═════ Data to use ═════

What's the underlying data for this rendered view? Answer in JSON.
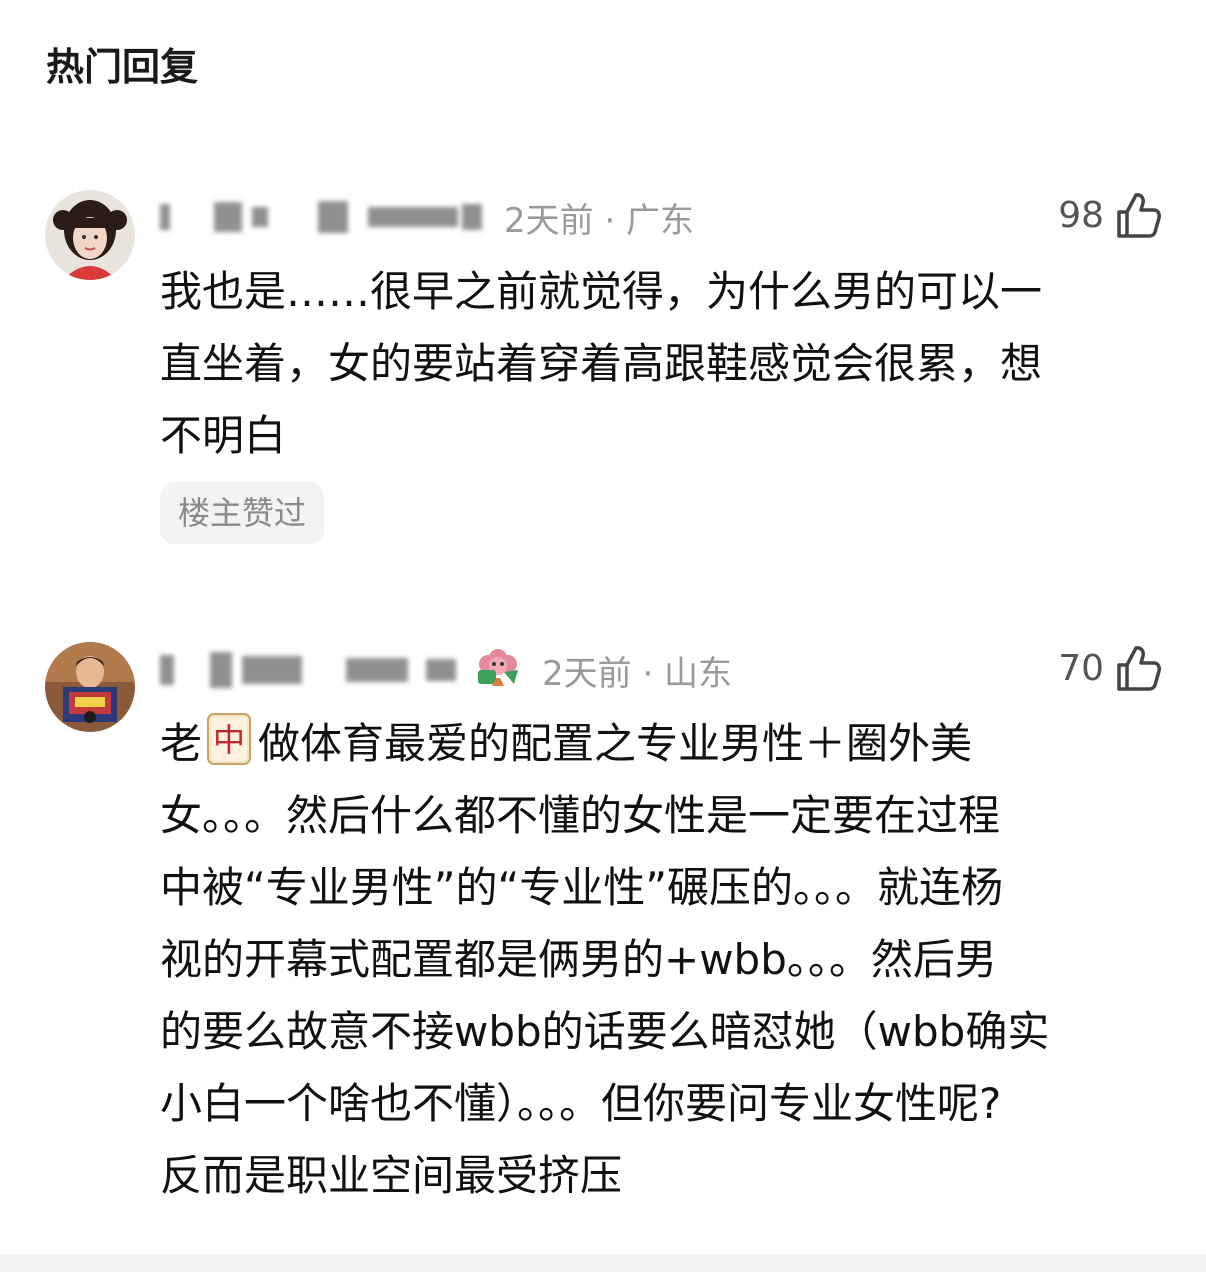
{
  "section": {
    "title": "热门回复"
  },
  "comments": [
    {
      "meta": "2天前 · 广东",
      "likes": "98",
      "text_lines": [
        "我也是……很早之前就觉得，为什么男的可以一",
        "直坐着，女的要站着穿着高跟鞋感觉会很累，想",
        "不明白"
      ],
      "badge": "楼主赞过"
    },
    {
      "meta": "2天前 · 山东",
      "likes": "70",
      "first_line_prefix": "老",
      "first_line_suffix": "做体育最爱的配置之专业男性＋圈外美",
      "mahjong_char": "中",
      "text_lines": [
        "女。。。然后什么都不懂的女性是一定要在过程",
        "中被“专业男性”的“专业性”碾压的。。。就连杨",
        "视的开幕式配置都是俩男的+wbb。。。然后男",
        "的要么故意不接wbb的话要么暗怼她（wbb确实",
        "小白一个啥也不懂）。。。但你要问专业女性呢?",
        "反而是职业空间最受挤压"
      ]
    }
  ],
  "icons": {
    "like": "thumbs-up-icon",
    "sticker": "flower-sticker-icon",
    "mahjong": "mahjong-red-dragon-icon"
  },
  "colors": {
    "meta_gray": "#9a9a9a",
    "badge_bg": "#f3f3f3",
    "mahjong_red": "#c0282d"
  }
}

═════

Task requirements
Without the images, write out each line of the data verbatim.

Answer to this exercise
What's the underlying data for this rendered view? Answer in JSON.
{
  "section": {
    "title": "热门回复"
  },
  "comments": [
    {
      "meta": "2天前 · 广东",
      "likes": "98",
      "text_lines": [
        "我也是……很早之前就觉得，为什么男的可以一",
        "直坐着，女的要站着穿着高跟鞋感觉会很累，想",
        "不明白"
      ],
      "badge": "楼主赞过"
    },
    {
      "meta": "2天前 · 山东",
      "likes": "70",
      "first_line_prefix": "老",
      "first_line_suffix": "做体育最爱的配置之专业男性＋圈外美",
      "mahjong_char": "中",
      "text_lines": [
        "女。。。然后什么都不懂的女性是一定要在过程",
        "中被“专业男性”的“专业性”碾压的。。。就连杨",
        "视的开幕式配置都是俩男的+wbb。。。然后男",
        "的要么故意不接wbb的话要么暗怼她（wbb确实",
        "小白一个啥也不懂）。。。但你要问专业女性呢?",
        "反而是职业空间最受挤压"
      ]
    }
  ],
  "icons": {
    "like": "thumbs-up-icon",
    "sticker": "flower-sticker-icon",
    "mahjong": "mahjong-red-dragon-icon"
  },
  "colors": {
    "meta_gray": "#9a9a9a",
    "badge_bg": "#f3f3f3",
    "mahjong_red": "#c0282d"
  }
}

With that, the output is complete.